[WRITTEN INSTRUCTION]
Repeat the listing in full, preserving every character.

## START

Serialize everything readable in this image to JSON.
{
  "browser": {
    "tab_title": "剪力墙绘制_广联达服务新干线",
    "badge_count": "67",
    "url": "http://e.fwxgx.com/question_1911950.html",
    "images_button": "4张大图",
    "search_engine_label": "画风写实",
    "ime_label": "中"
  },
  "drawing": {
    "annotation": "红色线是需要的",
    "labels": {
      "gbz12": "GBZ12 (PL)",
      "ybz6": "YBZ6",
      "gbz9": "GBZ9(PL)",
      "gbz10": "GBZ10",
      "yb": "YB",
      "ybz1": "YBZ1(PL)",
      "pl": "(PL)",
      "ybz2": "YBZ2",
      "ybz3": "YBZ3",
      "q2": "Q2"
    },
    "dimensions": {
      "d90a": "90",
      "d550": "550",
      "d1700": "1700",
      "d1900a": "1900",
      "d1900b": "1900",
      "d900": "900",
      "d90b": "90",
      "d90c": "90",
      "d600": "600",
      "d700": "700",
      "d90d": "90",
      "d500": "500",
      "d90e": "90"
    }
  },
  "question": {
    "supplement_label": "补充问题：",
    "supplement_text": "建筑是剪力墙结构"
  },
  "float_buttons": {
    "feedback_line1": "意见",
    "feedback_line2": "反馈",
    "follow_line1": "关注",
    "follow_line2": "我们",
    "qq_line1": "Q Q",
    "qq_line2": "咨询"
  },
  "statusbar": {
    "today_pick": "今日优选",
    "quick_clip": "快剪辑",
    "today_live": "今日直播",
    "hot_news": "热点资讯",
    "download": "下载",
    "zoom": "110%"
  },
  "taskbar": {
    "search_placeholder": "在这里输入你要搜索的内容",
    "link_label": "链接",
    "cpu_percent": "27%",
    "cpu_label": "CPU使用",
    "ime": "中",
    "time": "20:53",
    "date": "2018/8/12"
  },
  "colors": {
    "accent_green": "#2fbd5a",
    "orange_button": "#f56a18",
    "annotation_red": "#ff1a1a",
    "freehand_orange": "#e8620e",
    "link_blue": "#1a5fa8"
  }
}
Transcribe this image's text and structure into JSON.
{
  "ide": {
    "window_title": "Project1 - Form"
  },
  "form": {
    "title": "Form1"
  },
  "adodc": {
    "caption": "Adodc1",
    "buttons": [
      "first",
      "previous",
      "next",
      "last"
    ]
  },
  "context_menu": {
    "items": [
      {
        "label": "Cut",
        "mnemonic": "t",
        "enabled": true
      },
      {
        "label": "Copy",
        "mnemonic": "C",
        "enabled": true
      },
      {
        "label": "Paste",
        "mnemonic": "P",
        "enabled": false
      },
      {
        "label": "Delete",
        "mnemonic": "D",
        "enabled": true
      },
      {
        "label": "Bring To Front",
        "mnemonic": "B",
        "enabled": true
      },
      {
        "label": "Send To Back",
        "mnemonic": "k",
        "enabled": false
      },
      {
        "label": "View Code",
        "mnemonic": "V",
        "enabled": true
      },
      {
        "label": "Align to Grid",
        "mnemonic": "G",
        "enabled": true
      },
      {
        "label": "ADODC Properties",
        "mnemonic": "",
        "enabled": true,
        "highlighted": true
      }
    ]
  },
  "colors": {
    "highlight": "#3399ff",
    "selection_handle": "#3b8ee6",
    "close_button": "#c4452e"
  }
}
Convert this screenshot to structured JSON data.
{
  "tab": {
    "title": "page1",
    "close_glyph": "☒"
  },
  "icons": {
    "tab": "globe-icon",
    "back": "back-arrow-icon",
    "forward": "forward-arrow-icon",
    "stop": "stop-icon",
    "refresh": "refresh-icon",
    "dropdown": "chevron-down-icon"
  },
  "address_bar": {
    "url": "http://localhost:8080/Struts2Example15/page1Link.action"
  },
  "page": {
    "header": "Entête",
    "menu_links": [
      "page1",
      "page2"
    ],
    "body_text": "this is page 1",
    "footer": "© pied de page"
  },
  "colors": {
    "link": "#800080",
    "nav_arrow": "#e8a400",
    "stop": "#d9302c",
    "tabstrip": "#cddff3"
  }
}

## END

[SOLUTION FOR THIS PROBLEM]
Serialize everything readable in this image to JSON.
{
  "browser": {
    "tab_title": "剪力墙绘制_广联达服务新干线",
    "badge_count": "67",
    "url": "http://e.fwxgx.com/question_1911950.html",
    "images_button": "4张大图",
    "search_engine_label": "画风写实",
    "ime_label": "中"
  },
  "drawing": {
    "annotation": "红色线是需要的",
    "labels": {
      "gbz12": "GBZ12 (PL)",
      "ybz6": "YBZ6",
      "gbz9": "GBZ9(PL)",
      "gbz10": "GBZ10",
      "yb": "YB",
      "ybz1": "YBZ1(PL)",
      "pl": "(PL)",
      "ybz2": "YBZ2",
      "ybz3": "YBZ3",
      "q2": "Q2"
    },
    "dimensions": {
      "d90a": "90",
      "d550": "550",
      "d1700": "1700",
      "d1900a": "1900",
      "d1900b": "1900",
      "d900": "900",
      "d90b": "90",
      "d90c": "90",
      "d600": "600",
      "d700": "700",
      "d90d": "90",
      "d500": "500",
      "d90e": "90"
    }
  },
  "question": {
    "supplement_label": "补充问题：",
    "supplement_text": "建筑是剪力墙结构"
  },
  "float_buttons": {
    "feedback_line1": "意见",
    "feedback_line2": "反馈",
    "follow_line1": "关注",
    "follow_line2": "我们",
    "qq_line1": "Q Q",
    "qq_line2": "咨询"
  },
  "statusbar": {
    "today_pick": "今日优选",
    "quick_clip": "快剪辑",
    "today_live": "今日直播",
    "hot_news": "热点资讯",
    "download": "下载",
    "zoom": "110%"
  },
  "taskbar": {
    "search_placeholder": "在这里输入你要搜索的内容",
    "link_label": "链接",
    "cpu_percent": "27%",
    "cpu_label": "CPU使用",
    "ime": "中",
    "time": "20:53",
    "date": "2018/8/12"
  },
  "colors": {
    "accent_green": "#2fbd5a",
    "orange_button": "#f56a18",
    "annotation_red": "#ff1a1a",
    "freehand_orange": "#e8620e",
    "link_blue": "#1a5fa8"
  }
}
Transcribe this image's text and structure into JSON.
{
  "ide": {
    "window_title": "Project1 - Form"
  },
  "form": {
    "title": "Form1"
  },
  "adodc": {
    "caption": "Adodc1",
    "buttons": [
      "first",
      "previous",
      "next",
      "last"
    ]
  },
  "context_menu": {
    "items": [
      {
        "label": "Cut",
        "mnemonic": "t",
        "enabled": true
      },
      {
        "label": "Copy",
        "mnemonic": "C",
        "enabled": true
      },
      {
        "label": "Paste",
        "mnemonic": "P",
        "enabled": false
      },
      {
        "label": "Delete",
        "mnemonic": "D",
        "enabled": true
      },
      {
        "label": "Bring To Front",
        "mnemonic": "B",
        "enabled": true
      },
      {
        "label": "Send To Back",
        "mnemonic": "k",
        "enabled": false
      },
      {
        "label": "View Code",
        "mnemonic": "V",
        "enabled": true
      },
      {
        "label": "Align to Grid",
        "mnemonic": "G",
        "enabled": true
      },
      {
        "label": "ADODC Properties",
        "mnemonic": "",
        "enabled": true,
        "highlighted": true
      }
    ]
  },
  "colors": {
    "highlight": "#3399ff",
    "selection_handle": "#3b8ee6",
    "close_button": "#c4452e"
  }
}
Convert this screenshot to structured JSON data.
{
  "tab": {
    "title": "page1",
    "close_glyph": "☒"
  },
  "icons": {
    "tab": "globe-icon",
    "back": "back-arrow-icon",
    "forward": "forward-arrow-icon",
    "stop": "stop-icon",
    "refresh": "refresh-icon",
    "dropdown": "chevron-down-icon"
  },
  "address_bar": {
    "url": "http://localhost:8080/Struts2Example15/page1Link.action"
  },
  "page": {
    "header": "Entête",
    "menu_links": [
      "page1",
      "page2"
    ],
    "body_text": "this is page 1",
    "footer": "© pied de page"
  },
  "colors": {
    "link": "#800080",
    "nav_arrow": "#e8a400",
    "stop": "#d9302c",
    "tabstrip": "#cddff3"
  }
}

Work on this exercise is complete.